Exercise details. Locate all lines in the data below that hold "nyilvántartásokban" and show them.

===== Excerpted data =====

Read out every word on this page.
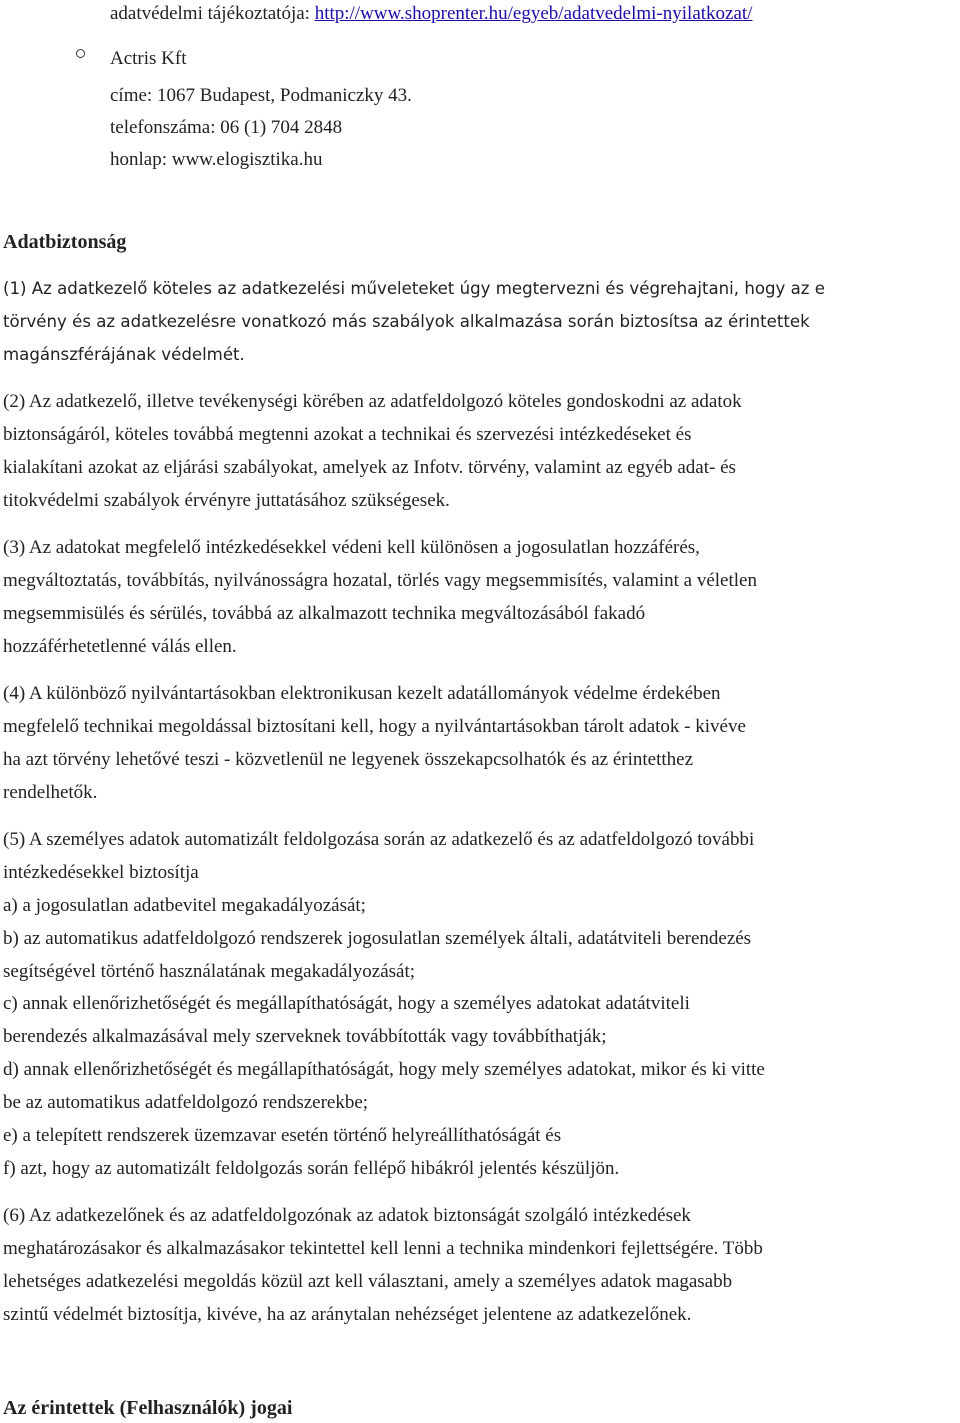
adatvédelmi tájékoztatója: http://www.shoprenter.hu/egyeb/adatvedelmi-nyilatkozat/
Actris Kft
címe: 1067 Budapest, Podmaniczky 43.
telefonszáma: 06 (1) 704 2848
honlap: www.elogisztika.hu
Adatbiztonság
(1) Az adatkezelő köteles az adatkezelési műveleteket úgy megtervezni és végrehajtani, hogy az e
törvény és az adatkezelésre vonatkozó más szabályok alkalmazása során biztosítsa az érintettek
magánszférájának védelmét.
(2) Az adatkezelő, illetve tevékenységi körében az adatfeldolgozó köteles gondoskodni az adatok
biztonságáról, köteles továbbá megtenni azokat a technikai és szervezési intézkedéseket és
kialakítani azokat az eljárási szabályokat, amelyek az Infotv. törvény, valamint az egyéb adat- és
titokvédelmi szabályok érvényre juttatásához szükségesek.
(3) Az adatokat megfelelő intézkedésekkel védeni kell különösen a jogosulatlan hozzáférés,
megváltoztatás, továbbítás, nyilvánosságra hozatal, törlés vagy megsemmisítés, valamint a véletlen
megsemmisülés és sérülés, továbbá az alkalmazott technika megváltozásából fakadó
hozzáférhetetlenné válás ellen.
(4) A különböző nyilvántartásokban elektronikusan kezelt adatállományok védelme érdekében
megfelelő technikai megoldással biztosítani kell, hogy a nyilvántartásokban tárolt adatok - kivéve
ha azt törvény lehetővé teszi - közvetlenül ne legyenek összekapcsolhatók és az érintetthez
rendelhetők.
(5) A személyes adatok automatizált feldolgozása során az adatkezelő és az adatfeldolgozó további
intézkedésekkel biztosítja
a) a jogosulatlan adatbevitel megakadályozását;
b) az automatikus adatfeldolgozó rendszerek jogosulatlan személyek általi, adatátviteli berendezés
segítségével történő használatának megakadályozását;
c) annak ellenőrizhetőségét és megállapíthatóságát, hogy a személyes adatokat adatátviteli
berendezés alkalmazásával mely szerveknek továbbították vagy továbbíthatják;
d) annak ellenőrizhetőségét és megállapíthatóságát, hogy mely személyes adatokat, mikor és ki vitte
be az automatikus adatfeldolgozó rendszerekbe;
e) a telepített rendszerek üzemzavar esetén történő helyreállíthatóságát és
f) azt, hogy az automatizált feldolgozás során fellépő hibákról jelentés készüljön.
(6) Az adatkezelőnek és az adatfeldolgozónak az adatok biztonságát szolgáló intézkedések
meghatározásakor és alkalmazásakor tekintettel kell lenni a technika mindenkori fejlettségére. Több
lehetséges adatkezelési megoldás közül azt kell választani, amely a személyes adatok magasabb
szintű védelmét biztosítja, kivéve, ha az aránytalan nehézséget jelentene az adatkezelőnek.
Az érintettek (Felhasználók) jogai
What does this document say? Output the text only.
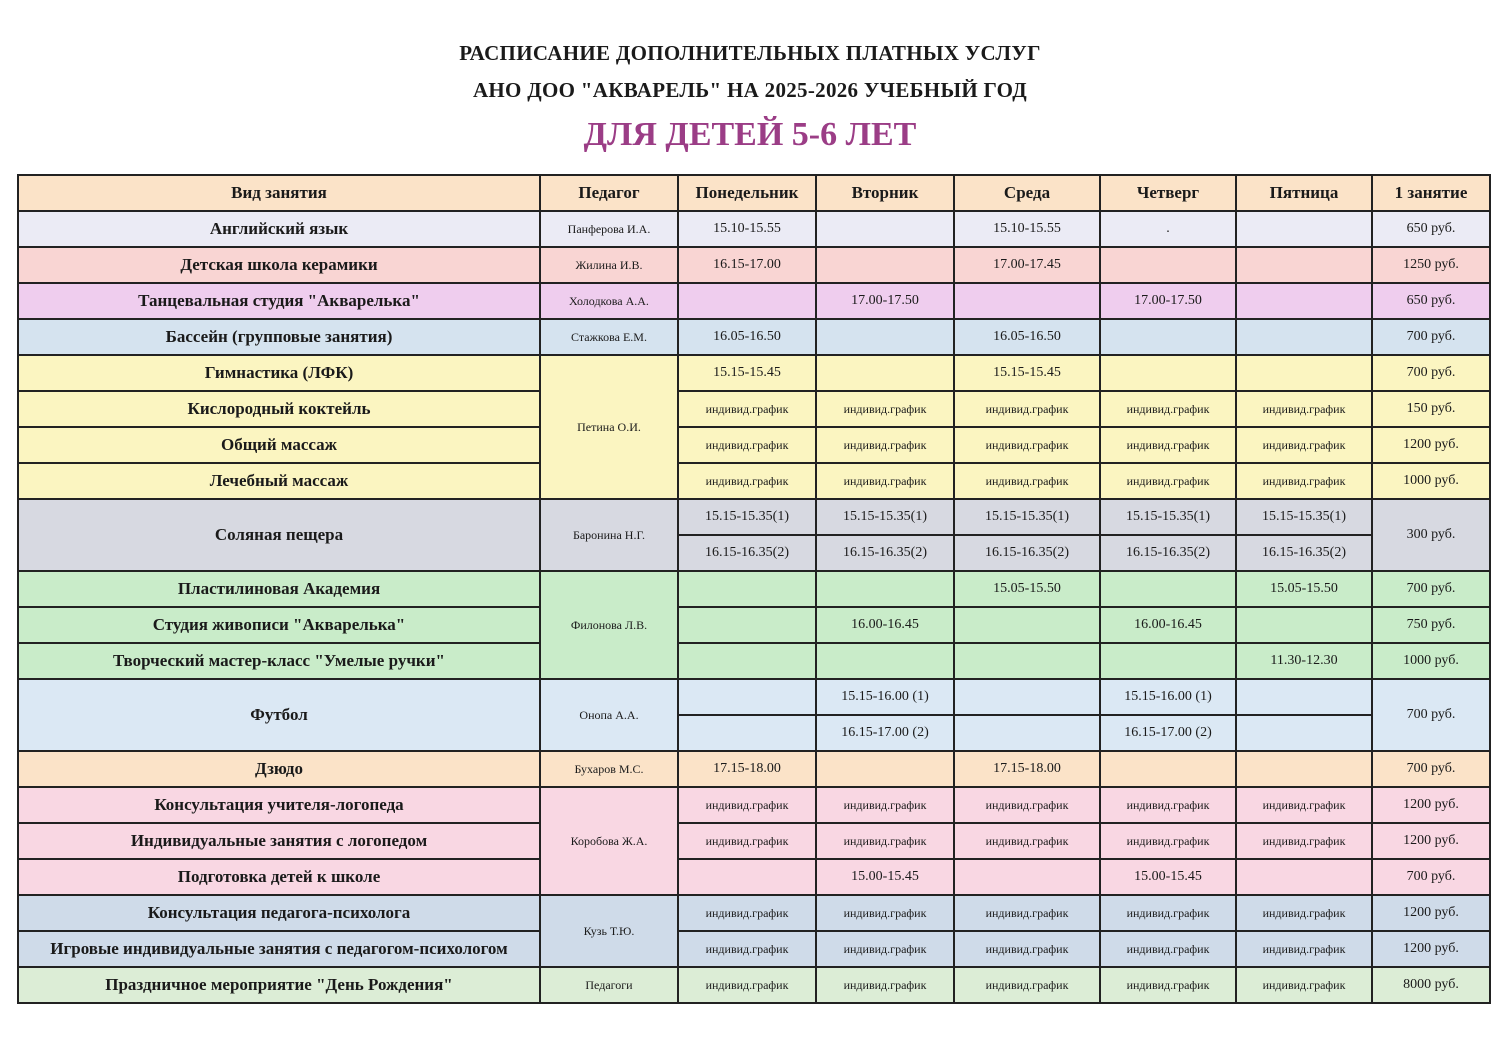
РАСПИСАНИЕ ДОПОЛНИТЕЛЬНЫХ ПЛАТНЫХ УСЛУГ
АНО ДОО "АКВАРЕЛЬ" НА 2025-2026 УЧЕБНЫЙ ГОД
ДЛЯ ДЕТЕЙ 5-6 ЛЕТ
Вид занятия	Педагог	Понедельник	Вторник	Среда	Четверг	Пятница	1 занятие
Английский язык	Панферова И.А.	15.10-15.55		15.10-15.55	.		650 руб.
Детская школа керамики	Жилина И.В.	16.15-17.00		17.00-17.45			1250 руб.
Танцевальная студия "Акварелька"	Холодкова А.А.		17.00-17.50		17.00-17.50		650 руб.
Бассейн (групповые занятия)	Стажкова Е.М.	16.05-16.50		16.05-16.50			700 руб.
Гимнастика (ЛФК)	Петина О.И.	15.15-15.45		15.15-15.45			700 руб.
Кислородный коктейль		индивид.график	индивид.график	индивид.график	индивид.график	индивид.график	150 руб.
Общий массаж		индивид.график	индивид.график	индивид.график	индивид.график	индивид.график	1200 руб.
Лечебный массаж		индивид.график	индивид.график	индивид.график	индивид.график	индивид.график	1000 руб.
Соляная пещера	Баронина Н.Г.	15.15-15.35(1)	15.15-15.35(1)	15.15-15.35(1)	15.15-15.35(1)	15.15-15.35(1)	300 руб.
		16.15-16.35(2)	16.15-16.35(2)	16.15-16.35(2)	16.15-16.35(2)	16.15-16.35(2)	
Пластилиновая Академия	Филонова Л.В.			15.05-15.50		15.05-15.50	700 руб.
Студия живописи "Акварелька"			16.00-16.45		16.00-16.45		750 руб.
Творческий мастер-класс "Умелые ручки"						11.30-12.30	1000 руб.
Футбол	Онопа А.А.		15.15-16.00 (1)		15.15-16.00 (1)		700 руб.
			16.15-17.00 (2)		16.15-17.00 (2)		
Дзюдо	Бухаров М.С.	17.15-18.00		17.15-18.00			700 руб.
Консультация учителя-логопеда	Коробова Ж.А.	индивид.график	индивид.график	индивид.график	индивид.график	индивид.график	1200 руб.
Индивидуальные занятия с логопедом		индивид.график	индивид.график	индивид.график	индивид.график	индивид.график	1200 руб.
Подготовка детей к школе			15.00-15.45		15.00-15.45		700 руб.
Консультация педагога-психолога	Кузь Т.Ю.	индивид.график	индивид.график	индивид.график	индивид.график	индивид.график	1200 руб.
Игровые индивидуальные занятия с педагогом-психологом		индивид.график	индивид.график	индивид.график	индивид.график	индивид.график	1200 руб.
Праздничное мероприятие "День Рождения"	Педагоги	индивид.график	индивид.график	индивид.график	индивид.график	индивид.график	8000 руб.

=====

Exercise response.
(4) A különböző nyilvántartásokban elektronikusan kezelt adatállományok védelme érdekében
megfelelő technikai megoldással biztosítani kell, hogy a nyilvántartásokban tárolt adatok - kivéve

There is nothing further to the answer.